Data records:
--- start ---
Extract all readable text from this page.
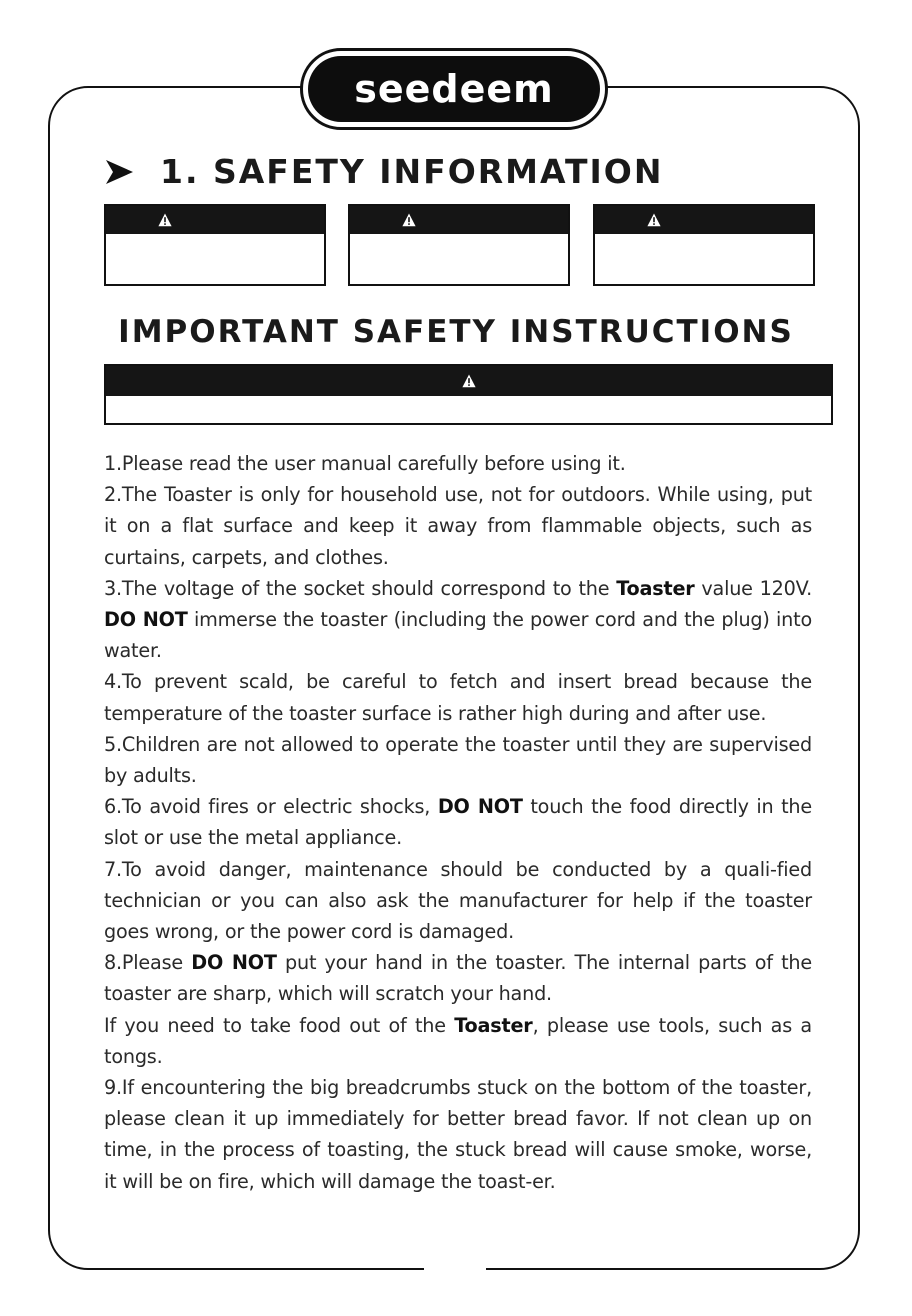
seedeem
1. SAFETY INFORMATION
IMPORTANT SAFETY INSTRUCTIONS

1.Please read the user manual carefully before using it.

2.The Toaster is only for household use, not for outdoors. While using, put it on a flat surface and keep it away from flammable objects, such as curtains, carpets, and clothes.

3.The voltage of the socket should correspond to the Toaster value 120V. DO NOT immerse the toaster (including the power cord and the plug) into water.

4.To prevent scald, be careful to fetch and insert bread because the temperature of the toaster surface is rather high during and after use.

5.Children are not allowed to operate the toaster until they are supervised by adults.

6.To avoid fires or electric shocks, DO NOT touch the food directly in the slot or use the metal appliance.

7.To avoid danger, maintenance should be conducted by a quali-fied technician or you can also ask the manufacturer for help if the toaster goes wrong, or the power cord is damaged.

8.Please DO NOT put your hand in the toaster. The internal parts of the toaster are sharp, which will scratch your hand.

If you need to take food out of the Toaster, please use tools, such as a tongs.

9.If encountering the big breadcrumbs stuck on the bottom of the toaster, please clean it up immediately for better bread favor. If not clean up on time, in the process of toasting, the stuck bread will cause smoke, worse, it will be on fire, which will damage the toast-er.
--- end ---
Objective:
Quote the records in their entirety, keeping the wording exact and excluding pictures.

Written response:
Extract all readable text from this page.
seedeem
1. SAFETY INFORMATION
IMPORTANT SAFETY INSTRUCTIONS

1.Please read the user manual carefully before using it.

2.The Toaster is only for household use, not for outdoors. While using, put it on a flat surface and keep it away from flammable objects, such as curtains, carpets, and clothes.

3.The voltage of the socket should correspond to the Toaster value 120V. DO NOT immerse the toaster (including the power cord and the plug) into water.

4.To prevent scald, be careful to fetch and insert bread because the temperature of the toaster surface is rather high during and after use.

5.Children are not allowed to operate the toaster until they are supervised by adults.

6.To avoid fires or electric shocks, DO NOT touch the food directly in the slot or use the metal appliance.

7.To avoid danger, maintenance should be conducted by a quali-fied technician or you can also ask the manufacturer for help if the toaster goes wrong, or the power cord is damaged.

8.Please DO NOT put your hand in the toaster. The internal parts of the toaster are sharp, which will scratch your hand.

If you need to take food out of the Toaster, please use tools, such as a tongs.

9.If encountering the big breadcrumbs stuck on the bottom of the toaster, please clean it up immediately for better bread favor. If not clean up on time, in the process of toasting, the stuck bread will cause smoke, worse, it will be on fire, which will damage the toast-er.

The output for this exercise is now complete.